[Dataset rows]:
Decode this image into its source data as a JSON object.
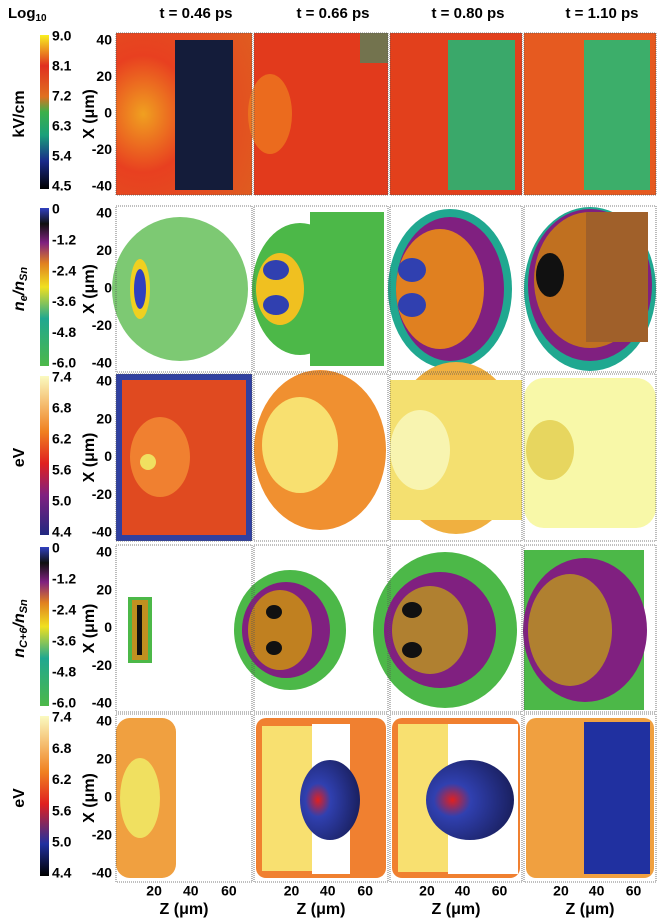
{
  "header": {
    "log": [
      "Log",
      "10"
    ]
  },
  "columns": [
    {
      "title": "t = 0.46 ps",
      "x_ticks": [
        "20",
        "40",
        "60"
      ],
      "x_axis": "Z (μm)"
    },
    {
      "title": "t = 0.66 ps",
      "x_ticks": [
        "20",
        "40",
        "60"
      ],
      "x_axis": "Z (μm)"
    },
    {
      "title": "t = 0.80 ps",
      "x_ticks": [
        "20",
        "40",
        "60"
      ],
      "x_axis": "Z (μm)"
    },
    {
      "title": "t = 1.10 ps",
      "x_ticks": [
        "20",
        "40",
        "60"
      ],
      "x_axis": "Z (μm)"
    }
  ],
  "rows": [
    {
      "label": [
        "kV/cm"
      ],
      "colorbar_ticks": [
        "9.0",
        "8.1",
        "7.2",
        "6.3",
        "5.4",
        "4.5"
      ],
      "y_axis": "X (μm)",
      "y_ticks": [
        "40",
        "20",
        "0",
        "-20",
        "-40"
      ]
    },
    {
      "label": [
        "n",
        "e",
        "/n",
        "Sn"
      ],
      "colorbar_ticks": [
        "0",
        "-1.2",
        "-2.4",
        "-3.6",
        "-4.8",
        "-6.0"
      ],
      "y_axis": "X (μm)",
      "y_ticks": [
        "40",
        "20",
        "0",
        "-20",
        "-40"
      ]
    },
    {
      "label": [
        "eV"
      ],
      "colorbar_ticks": [
        "7.4",
        "6.8",
        "6.2",
        "5.6",
        "5.0",
        "4.4"
      ],
      "y_axis": "X (μm)",
      "y_ticks": [
        "40",
        "20",
        "0",
        "-20",
        "-40"
      ]
    },
    {
      "label": [
        "n",
        "C+6",
        "/n",
        "Sn"
      ],
      "colorbar_ticks": [
        "0",
        "-1.2",
        "-2.4",
        "-3.6",
        "-4.8",
        "-6.0"
      ],
      "y_axis": "X (μm)",
      "y_ticks": [
        "40",
        "20",
        "0",
        "-20",
        "-40"
      ]
    },
    {
      "label": [
        "eV"
      ],
      "colorbar_ticks": [
        "7.4",
        "6.8",
        "6.2",
        "5.6",
        "5.0",
        "4.4"
      ],
      "y_axis": "X (μm)",
      "y_ticks": [
        "40",
        "20",
        "0",
        "-20",
        "-40"
      ]
    }
  ]
}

[Your instructions]:
In the records above, how many lines include the string "title"? Answer with only the number.

[The result]:
4